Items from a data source
==================================================

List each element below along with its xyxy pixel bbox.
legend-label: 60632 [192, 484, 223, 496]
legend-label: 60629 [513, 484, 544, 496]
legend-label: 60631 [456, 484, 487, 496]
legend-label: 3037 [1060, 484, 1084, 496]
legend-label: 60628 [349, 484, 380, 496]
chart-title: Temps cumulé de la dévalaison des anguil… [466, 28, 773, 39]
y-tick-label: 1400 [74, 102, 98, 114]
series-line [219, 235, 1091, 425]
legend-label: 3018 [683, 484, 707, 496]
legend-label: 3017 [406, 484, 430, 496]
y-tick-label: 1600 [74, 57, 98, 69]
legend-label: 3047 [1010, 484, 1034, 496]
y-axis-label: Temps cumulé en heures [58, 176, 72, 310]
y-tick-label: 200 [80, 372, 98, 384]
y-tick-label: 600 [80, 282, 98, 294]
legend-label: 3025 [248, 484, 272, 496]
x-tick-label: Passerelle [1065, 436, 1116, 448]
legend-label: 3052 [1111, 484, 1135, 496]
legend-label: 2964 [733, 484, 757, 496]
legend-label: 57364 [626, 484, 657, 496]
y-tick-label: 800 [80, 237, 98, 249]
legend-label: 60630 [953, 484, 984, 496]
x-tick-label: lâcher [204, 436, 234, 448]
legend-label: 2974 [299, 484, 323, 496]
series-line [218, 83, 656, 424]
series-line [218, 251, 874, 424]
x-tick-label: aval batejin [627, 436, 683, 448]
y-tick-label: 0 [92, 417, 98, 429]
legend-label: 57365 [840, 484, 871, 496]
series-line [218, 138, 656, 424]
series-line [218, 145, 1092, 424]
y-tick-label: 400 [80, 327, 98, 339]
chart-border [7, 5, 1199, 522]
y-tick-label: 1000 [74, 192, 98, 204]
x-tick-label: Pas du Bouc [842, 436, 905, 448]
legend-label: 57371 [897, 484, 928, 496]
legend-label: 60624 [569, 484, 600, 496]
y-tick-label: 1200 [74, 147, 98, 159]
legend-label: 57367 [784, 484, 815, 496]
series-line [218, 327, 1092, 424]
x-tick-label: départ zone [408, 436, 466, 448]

==================================================

* **Direction**:
Please set down every line of the material above, copying each one without any change.

* **Output**:
List each element below along with its xyxy pixel bbox.
legend-label: 60632 [192, 484, 223, 496]
legend-label: 60629 [513, 484, 544, 496]
legend-label: 60631 [456, 484, 487, 496]
legend-label: 3037 [1060, 484, 1084, 496]
legend-label: 60628 [349, 484, 380, 496]
chart-title: Temps cumulé de la dévalaison des anguil… [466, 28, 773, 39]
y-tick-label: 1400 [74, 102, 98, 114]
series-line [219, 235, 1091, 425]
legend-label: 3018 [683, 484, 707, 496]
legend-label: 3017 [406, 484, 430, 496]
y-tick-label: 1600 [74, 57, 98, 69]
legend-label: 3047 [1010, 484, 1034, 496]
y-axis-label: Temps cumulé en heures [58, 176, 72, 310]
y-tick-label: 200 [80, 372, 98, 384]
y-tick-label: 600 [80, 282, 98, 294]
legend-label: 3025 [248, 484, 272, 496]
x-tick-label: Passerelle [1065, 436, 1116, 448]
legend-label: 3052 [1111, 484, 1135, 496]
legend-label: 2964 [733, 484, 757, 496]
legend-label: 57364 [626, 484, 657, 496]
y-tick-label: 800 [80, 237, 98, 249]
legend-label: 60630 [953, 484, 984, 496]
x-tick-label: lâcher [204, 436, 234, 448]
legend-label: 2974 [299, 484, 323, 496]
series-line [218, 83, 656, 424]
series-line [218, 251, 874, 424]
x-tick-label: aval batejin [627, 436, 683, 448]
y-tick-label: 0 [92, 417, 98, 429]
legend-label: 57365 [840, 484, 871, 496]
series-line [218, 138, 656, 424]
series-line [218, 145, 1092, 424]
y-tick-label: 400 [80, 327, 98, 339]
chart-border [7, 5, 1199, 522]
y-tick-label: 1000 [74, 192, 98, 204]
x-tick-label: Pas du Bouc [842, 436, 905, 448]
legend-label: 57371 [897, 484, 928, 496]
legend-label: 60624 [569, 484, 600, 496]
y-tick-label: 1200 [74, 147, 98, 159]
legend-label: 57367 [784, 484, 815, 496]
series-line [218, 327, 1092, 424]
x-tick-label: départ zone [408, 436, 466, 448]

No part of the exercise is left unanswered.